What you are asked to do :: The records below must be retyped exactly.

--- Records for this task ---

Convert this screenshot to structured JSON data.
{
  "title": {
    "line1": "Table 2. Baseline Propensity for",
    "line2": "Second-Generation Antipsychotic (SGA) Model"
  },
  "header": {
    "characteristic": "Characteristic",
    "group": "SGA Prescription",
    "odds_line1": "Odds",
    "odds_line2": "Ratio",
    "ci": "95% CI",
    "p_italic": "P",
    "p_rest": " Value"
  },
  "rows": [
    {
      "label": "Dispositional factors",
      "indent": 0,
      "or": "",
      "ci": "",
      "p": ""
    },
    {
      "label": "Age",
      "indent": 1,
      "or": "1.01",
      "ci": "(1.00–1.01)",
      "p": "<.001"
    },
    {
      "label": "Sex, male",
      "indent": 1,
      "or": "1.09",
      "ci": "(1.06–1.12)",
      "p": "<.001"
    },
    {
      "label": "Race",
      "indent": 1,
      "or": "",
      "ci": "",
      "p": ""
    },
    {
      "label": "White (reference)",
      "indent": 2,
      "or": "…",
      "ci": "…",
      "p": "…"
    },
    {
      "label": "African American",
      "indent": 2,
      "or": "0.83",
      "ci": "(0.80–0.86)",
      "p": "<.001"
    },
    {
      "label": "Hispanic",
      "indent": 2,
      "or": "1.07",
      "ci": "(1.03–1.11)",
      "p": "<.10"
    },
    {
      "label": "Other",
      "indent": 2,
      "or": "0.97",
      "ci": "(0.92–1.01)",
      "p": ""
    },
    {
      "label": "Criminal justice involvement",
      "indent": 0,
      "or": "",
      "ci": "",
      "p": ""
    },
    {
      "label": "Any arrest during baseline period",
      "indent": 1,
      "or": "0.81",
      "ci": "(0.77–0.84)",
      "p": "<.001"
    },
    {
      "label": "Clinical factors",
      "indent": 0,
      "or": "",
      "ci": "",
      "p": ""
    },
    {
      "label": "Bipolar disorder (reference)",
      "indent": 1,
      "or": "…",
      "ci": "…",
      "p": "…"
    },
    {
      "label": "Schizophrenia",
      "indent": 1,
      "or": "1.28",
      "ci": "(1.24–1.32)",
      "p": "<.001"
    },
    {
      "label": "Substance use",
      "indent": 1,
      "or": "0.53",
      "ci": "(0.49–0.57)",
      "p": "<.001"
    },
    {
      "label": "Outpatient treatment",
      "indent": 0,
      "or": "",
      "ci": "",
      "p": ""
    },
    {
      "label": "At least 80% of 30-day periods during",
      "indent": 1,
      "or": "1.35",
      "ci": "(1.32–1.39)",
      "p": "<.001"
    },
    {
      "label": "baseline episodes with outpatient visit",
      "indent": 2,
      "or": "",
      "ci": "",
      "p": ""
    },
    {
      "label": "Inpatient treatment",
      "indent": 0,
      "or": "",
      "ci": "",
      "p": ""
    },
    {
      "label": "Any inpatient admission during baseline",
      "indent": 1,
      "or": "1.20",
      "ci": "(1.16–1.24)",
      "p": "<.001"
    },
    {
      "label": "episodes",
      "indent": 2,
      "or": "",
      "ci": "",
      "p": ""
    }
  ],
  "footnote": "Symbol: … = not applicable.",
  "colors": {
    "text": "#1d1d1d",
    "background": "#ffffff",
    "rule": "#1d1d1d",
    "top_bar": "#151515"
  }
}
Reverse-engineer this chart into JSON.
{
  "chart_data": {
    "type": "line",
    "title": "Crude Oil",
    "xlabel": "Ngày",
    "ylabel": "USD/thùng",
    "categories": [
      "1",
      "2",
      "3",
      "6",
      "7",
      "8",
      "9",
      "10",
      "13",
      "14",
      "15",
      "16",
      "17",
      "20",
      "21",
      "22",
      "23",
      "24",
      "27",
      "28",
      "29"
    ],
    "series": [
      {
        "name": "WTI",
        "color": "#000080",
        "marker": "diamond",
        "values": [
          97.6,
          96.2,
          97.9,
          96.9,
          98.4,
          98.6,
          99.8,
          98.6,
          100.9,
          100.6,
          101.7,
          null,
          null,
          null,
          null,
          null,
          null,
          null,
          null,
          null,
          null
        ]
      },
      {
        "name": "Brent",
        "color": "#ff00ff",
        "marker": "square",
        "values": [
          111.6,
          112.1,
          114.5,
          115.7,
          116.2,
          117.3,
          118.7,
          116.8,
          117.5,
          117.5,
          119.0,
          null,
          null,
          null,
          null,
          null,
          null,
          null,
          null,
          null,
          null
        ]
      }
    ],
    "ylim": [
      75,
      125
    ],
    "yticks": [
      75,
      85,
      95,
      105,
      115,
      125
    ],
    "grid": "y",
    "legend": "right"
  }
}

---

Task output ::
Convert this screenshot to structured JSON data.
{
  "title": {
    "line1": "Table 2. Baseline Propensity for",
    "line2": "Second-Generation Antipsychotic (SGA) Model"
  },
  "header": {
    "characteristic": "Characteristic",
    "group": "SGA Prescription",
    "odds_line1": "Odds",
    "odds_line2": "Ratio",
    "ci": "95% CI",
    "p_italic": "P",
    "p_rest": " Value"
  },
  "rows": [
    {
      "label": "Dispositional factors",
      "indent": 0,
      "or": "",
      "ci": "",
      "p": ""
    },
    {
      "label": "Age",
      "indent": 1,
      "or": "1.01",
      "ci": "(1.00–1.01)",
      "p": "<.001"
    },
    {
      "label": "Sex, male",
      "indent": 1,
      "or": "1.09",
      "ci": "(1.06–1.12)",
      "p": "<.001"
    },
    {
      "label": "Race",
      "indent": 1,
      "or": "",
      "ci": "",
      "p": ""
    },
    {
      "label": "White (reference)",
      "indent": 2,
      "or": "…",
      "ci": "…",
      "p": "…"
    },
    {
      "label": "African American",
      "indent": 2,
      "or": "0.83",
      "ci": "(0.80–0.86)",
      "p": "<.001"
    },
    {
      "label": "Hispanic",
      "indent": 2,
      "or": "1.07",
      "ci": "(1.03–1.11)",
      "p": "<.10"
    },
    {
      "label": "Other",
      "indent": 2,
      "or": "0.97",
      "ci": "(0.92–1.01)",
      "p": ""
    },
    {
      "label": "Criminal justice involvement",
      "indent": 0,
      "or": "",
      "ci": "",
      "p": ""
    },
    {
      "label": "Any arrest during baseline period",
      "indent": 1,
      "or": "0.81",
      "ci": "(0.77–0.84)",
      "p": "<.001"
    },
    {
      "label": "Clinical factors",
      "indent": 0,
      "or": "",
      "ci": "",
      "p": ""
    },
    {
      "label": "Bipolar disorder (reference)",
      "indent": 1,
      "or": "…",
      "ci": "…",
      "p": "…"
    },
    {
      "label": "Schizophrenia",
      "indent": 1,
      "or": "1.28",
      "ci": "(1.24–1.32)",
      "p": "<.001"
    },
    {
      "label": "Substance use",
      "indent": 1,
      "or": "0.53",
      "ci": "(0.49–0.57)",
      "p": "<.001"
    },
    {
      "label": "Outpatient treatment",
      "indent": 0,
      "or": "",
      "ci": "",
      "p": ""
    },
    {
      "label": "At least 80% of 30-day periods during",
      "indent": 1,
      "or": "1.35",
      "ci": "(1.32–1.39)",
      "p": "<.001"
    },
    {
      "label": "baseline episodes with outpatient visit",
      "indent": 2,
      "or": "",
      "ci": "",
      "p": ""
    },
    {
      "label": "Inpatient treatment",
      "indent": 0,
      "or": "",
      "ci": "",
      "p": ""
    },
    {
      "label": "Any inpatient admission during baseline",
      "indent": 1,
      "or": "1.20",
      "ci": "(1.16–1.24)",
      "p": "<.001"
    },
    {
      "label": "episodes",
      "indent": 2,
      "or": "",
      "ci": "",
      "p": ""
    }
  ],
  "footnote": "Symbol: … = not applicable.",
  "colors": {
    "text": "#1d1d1d",
    "background": "#ffffff",
    "rule": "#1d1d1d",
    "top_bar": "#151515"
  }
}
Reverse-engineer this chart into JSON.
{
  "chart_data": {
    "type": "line",
    "title": "Crude Oil",
    "xlabel": "Ngày",
    "ylabel": "USD/thùng",
    "categories": [
      "1",
      "2",
      "3",
      "6",
      "7",
      "8",
      "9",
      "10",
      "13",
      "14",
      "15",
      "16",
      "17",
      "20",
      "21",
      "22",
      "23",
      "24",
      "27",
      "28",
      "29"
    ],
    "series": [
      {
        "name": "WTI",
        "color": "#000080",
        "marker": "diamond",
        "values": [
          97.6,
          96.2,
          97.9,
          96.9,
          98.4,
          98.6,
          99.8,
          98.6,
          100.9,
          100.6,
          101.7,
          null,
          null,
          null,
          null,
          null,
          null,
          null,
          null,
          null,
          null
        ]
      },
      {
        "name": "Brent",
        "color": "#ff00ff",
        "marker": "square",
        "values": [
          111.6,
          112.1,
          114.5,
          115.7,
          116.2,
          117.3,
          118.7,
          116.8,
          117.5,
          117.5,
          119.0,
          null,
          null,
          null,
          null,
          null,
          null,
          null,
          null,
          null,
          null
        ]
      }
    ],
    "ylim": [
      75,
      125
    ],
    "yticks": [
      75,
      85,
      95,
      105,
      115,
      125
    ],
    "grid": "y",
    "legend": "right"
  }
}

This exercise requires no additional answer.